> _WRITTEN TASK_
Identify every line in the records below that contains the word "musste", and copy each of those lines.

> _SUPPLIED DATA_
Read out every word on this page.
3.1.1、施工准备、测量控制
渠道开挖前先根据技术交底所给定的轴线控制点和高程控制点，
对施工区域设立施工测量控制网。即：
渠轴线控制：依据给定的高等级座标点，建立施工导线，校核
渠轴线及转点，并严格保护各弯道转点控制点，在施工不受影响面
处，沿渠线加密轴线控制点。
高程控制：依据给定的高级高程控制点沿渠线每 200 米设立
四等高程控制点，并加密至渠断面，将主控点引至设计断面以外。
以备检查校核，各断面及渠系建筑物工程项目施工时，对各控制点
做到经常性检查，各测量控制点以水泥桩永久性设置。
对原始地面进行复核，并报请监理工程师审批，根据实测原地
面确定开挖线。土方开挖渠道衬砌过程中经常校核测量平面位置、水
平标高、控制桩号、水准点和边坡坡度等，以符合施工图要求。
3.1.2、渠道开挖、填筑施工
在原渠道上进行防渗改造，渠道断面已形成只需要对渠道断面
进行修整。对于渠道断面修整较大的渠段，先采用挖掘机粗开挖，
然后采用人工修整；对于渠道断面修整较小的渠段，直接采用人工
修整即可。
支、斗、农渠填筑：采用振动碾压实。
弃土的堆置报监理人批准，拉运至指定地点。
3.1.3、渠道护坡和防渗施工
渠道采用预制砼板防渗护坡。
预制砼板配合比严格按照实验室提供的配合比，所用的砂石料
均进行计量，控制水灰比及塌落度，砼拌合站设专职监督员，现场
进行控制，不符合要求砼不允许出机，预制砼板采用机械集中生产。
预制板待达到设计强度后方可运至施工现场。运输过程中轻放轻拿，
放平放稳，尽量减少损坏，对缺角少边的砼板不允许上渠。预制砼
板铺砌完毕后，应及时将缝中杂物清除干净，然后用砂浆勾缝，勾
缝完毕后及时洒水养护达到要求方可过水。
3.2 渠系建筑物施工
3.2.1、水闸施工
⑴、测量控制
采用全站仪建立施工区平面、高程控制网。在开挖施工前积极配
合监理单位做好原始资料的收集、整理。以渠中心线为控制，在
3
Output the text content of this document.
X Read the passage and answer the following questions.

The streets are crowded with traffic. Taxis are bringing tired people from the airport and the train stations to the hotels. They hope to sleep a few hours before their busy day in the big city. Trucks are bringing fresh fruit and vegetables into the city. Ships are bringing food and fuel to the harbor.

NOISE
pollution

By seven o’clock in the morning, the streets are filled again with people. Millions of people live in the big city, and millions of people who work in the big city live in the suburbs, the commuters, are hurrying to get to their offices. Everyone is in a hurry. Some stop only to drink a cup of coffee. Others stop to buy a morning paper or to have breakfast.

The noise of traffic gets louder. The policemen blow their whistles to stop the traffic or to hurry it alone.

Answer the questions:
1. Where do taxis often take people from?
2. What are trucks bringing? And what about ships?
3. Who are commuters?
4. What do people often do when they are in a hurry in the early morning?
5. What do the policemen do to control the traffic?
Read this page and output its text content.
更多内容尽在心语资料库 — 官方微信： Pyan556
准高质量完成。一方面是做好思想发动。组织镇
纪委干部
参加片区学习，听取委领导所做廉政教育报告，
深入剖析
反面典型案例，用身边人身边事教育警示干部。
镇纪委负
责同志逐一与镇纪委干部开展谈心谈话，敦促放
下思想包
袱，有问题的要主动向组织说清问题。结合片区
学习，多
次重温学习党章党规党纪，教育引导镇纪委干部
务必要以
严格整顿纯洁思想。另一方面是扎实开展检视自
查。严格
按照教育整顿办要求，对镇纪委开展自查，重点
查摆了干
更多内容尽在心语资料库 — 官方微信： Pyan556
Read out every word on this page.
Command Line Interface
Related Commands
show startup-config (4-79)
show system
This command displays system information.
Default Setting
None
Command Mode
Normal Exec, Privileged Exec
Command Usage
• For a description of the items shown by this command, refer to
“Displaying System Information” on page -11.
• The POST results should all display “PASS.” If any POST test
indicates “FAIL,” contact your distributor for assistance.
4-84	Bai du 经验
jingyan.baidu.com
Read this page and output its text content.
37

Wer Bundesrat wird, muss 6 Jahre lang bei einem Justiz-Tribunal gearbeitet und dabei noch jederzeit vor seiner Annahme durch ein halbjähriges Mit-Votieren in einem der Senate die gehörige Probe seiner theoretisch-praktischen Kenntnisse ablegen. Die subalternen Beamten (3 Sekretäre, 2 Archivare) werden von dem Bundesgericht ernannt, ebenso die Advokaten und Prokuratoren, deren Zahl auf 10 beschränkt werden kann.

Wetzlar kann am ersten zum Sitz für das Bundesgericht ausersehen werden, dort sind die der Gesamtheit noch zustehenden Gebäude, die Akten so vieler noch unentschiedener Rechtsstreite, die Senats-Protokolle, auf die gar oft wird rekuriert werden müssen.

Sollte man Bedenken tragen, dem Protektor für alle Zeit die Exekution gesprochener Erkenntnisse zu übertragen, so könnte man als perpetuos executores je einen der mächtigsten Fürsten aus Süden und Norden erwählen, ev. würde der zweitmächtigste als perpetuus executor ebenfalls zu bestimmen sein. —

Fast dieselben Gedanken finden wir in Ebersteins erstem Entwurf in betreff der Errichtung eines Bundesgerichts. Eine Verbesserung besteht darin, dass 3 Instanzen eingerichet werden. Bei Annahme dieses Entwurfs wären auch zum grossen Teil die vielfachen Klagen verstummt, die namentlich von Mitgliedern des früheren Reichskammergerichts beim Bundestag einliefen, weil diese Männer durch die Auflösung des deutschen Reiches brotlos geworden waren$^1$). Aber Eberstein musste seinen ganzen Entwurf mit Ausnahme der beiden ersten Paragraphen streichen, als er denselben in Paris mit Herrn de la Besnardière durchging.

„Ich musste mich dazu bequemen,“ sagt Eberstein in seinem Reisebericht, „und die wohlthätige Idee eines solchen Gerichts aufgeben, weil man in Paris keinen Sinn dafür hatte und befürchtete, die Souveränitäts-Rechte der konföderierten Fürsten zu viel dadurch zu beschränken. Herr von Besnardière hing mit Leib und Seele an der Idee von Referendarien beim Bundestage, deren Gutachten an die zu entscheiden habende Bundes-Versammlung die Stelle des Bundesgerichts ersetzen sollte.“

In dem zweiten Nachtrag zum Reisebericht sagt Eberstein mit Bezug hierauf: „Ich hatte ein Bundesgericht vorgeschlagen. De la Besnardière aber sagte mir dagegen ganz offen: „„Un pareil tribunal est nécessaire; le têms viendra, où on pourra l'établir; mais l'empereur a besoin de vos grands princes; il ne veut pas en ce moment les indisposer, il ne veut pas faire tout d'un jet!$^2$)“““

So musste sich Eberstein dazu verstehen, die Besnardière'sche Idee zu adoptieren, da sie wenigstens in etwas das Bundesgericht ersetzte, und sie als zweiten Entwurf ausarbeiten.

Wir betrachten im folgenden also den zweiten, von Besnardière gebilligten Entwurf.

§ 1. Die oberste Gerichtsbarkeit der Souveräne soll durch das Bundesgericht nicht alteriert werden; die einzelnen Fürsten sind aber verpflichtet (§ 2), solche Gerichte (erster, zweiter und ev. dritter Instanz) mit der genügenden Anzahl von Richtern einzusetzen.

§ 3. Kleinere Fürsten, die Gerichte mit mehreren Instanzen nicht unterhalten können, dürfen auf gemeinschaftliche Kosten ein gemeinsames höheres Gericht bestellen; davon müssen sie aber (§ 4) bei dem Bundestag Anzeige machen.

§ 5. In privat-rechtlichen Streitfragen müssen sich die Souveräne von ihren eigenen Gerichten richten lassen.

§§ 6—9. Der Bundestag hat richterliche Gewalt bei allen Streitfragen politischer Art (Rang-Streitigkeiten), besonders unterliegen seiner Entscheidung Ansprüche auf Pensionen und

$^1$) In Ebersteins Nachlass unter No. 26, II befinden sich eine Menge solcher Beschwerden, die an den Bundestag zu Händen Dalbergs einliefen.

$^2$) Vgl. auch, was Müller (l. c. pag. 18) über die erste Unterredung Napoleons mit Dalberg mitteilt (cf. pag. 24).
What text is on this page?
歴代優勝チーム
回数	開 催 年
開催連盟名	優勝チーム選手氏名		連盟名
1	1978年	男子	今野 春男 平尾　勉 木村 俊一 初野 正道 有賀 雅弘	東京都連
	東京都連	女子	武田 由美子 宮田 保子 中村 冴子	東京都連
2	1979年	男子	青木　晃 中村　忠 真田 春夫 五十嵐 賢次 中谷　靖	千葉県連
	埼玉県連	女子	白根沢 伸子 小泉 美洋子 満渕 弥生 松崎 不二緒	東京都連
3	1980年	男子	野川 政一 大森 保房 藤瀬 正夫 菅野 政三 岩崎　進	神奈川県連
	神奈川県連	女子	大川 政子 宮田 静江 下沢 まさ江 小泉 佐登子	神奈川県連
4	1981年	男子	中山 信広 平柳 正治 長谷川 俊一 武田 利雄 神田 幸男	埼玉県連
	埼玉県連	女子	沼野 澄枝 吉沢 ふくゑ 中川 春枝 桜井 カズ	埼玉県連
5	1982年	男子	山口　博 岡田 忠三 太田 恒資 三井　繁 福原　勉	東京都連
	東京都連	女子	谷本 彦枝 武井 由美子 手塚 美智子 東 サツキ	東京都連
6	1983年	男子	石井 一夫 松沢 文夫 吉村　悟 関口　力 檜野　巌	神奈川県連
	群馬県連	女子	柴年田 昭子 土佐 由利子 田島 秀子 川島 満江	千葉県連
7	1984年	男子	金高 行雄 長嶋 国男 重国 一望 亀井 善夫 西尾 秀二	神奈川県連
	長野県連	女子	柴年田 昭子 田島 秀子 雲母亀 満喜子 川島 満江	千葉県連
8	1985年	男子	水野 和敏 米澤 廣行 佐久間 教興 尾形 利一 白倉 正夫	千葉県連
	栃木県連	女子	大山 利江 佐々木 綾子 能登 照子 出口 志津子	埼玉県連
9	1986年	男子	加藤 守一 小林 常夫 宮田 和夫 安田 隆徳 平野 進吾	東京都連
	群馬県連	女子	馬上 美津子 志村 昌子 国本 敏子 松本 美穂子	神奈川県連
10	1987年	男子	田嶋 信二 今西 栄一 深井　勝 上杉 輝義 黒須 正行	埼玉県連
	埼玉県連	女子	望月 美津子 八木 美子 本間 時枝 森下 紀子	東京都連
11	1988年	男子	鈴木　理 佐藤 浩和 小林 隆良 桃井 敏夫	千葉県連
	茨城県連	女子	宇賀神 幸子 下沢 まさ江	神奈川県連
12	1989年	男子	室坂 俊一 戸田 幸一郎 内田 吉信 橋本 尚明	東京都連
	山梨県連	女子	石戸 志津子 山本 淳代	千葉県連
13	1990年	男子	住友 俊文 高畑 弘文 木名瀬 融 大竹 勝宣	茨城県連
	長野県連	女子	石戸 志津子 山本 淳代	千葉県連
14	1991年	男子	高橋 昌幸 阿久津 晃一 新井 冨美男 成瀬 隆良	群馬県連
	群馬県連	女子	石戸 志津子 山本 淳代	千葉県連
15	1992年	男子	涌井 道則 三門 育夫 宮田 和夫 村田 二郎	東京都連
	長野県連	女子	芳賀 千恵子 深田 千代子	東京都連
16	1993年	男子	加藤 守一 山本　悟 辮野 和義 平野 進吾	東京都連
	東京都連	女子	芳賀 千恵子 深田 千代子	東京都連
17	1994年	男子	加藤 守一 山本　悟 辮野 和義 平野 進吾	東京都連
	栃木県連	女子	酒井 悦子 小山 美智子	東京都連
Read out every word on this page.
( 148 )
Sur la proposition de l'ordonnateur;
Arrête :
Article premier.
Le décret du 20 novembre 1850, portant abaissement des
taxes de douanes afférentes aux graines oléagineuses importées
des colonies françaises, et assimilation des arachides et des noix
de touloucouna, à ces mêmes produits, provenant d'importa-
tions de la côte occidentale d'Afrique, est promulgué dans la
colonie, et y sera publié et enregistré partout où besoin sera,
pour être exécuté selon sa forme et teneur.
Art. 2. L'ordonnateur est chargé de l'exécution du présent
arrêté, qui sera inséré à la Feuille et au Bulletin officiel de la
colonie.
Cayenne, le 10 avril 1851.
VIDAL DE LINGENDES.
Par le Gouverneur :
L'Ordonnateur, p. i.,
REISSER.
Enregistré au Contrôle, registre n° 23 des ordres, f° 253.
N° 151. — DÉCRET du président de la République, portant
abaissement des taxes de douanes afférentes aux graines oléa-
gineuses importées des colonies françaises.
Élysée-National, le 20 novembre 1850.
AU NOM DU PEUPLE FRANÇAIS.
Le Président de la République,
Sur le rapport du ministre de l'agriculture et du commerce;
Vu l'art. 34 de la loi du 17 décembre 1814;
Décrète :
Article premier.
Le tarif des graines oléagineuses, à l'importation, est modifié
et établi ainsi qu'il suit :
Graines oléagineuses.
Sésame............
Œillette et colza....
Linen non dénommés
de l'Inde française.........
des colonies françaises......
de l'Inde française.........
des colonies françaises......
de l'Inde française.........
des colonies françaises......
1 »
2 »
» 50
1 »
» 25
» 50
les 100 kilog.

> _RESULT_
Fast dieselben Gedanken finden wir in Ebersteins erstem Entwurf in betreff der Errichtung eines Bundesgerichts. Eine Verbesserung besteht darin, dass 3 Instanzen eingerichet werden. Bei Annahme dieses Entwurfs wären auch zum grossen Teil die vielfachen Klagen verstummt, die namentlich von Mitgliedern des früheren Reichskammergerichts beim Bundestag einliefen, weil diese Männer durch die Auflösung des deutschen Reiches brotlos geworden waren$^1$). Aber Eberstein musste seinen ganzen Entwurf mit Ausnahme der beiden ersten Paragraphen streichen, als er denselben in Paris mit Herrn de la Besnardière durchging.
„Ich musste mich dazu bequemen,“ sagt Eberstein in seinem Reisebericht, „und die wohlthätige Idee eines solchen Gerichts aufgeben, weil man in Paris keinen Sinn dafür hatte und befürchtete, die Souveränitäts-Rechte der konföderierten Fürsten zu viel dadurch zu beschränken. Herr von Besnardière hing mit Leib und Seele an der Idee von Referendarien beim Bundestage, deren Gutachten an die zu entscheiden habende Bundes-Versammlung die Stelle des Bundesgerichts ersetzen sollte.“
So musste sich Eberstein dazu verstehen, die Besnardière'sche Idee zu adoptieren, da sie wenigstens in etwas das Bundesgericht ersetzte, und sie als zweiten Entwurf ausarbeiten.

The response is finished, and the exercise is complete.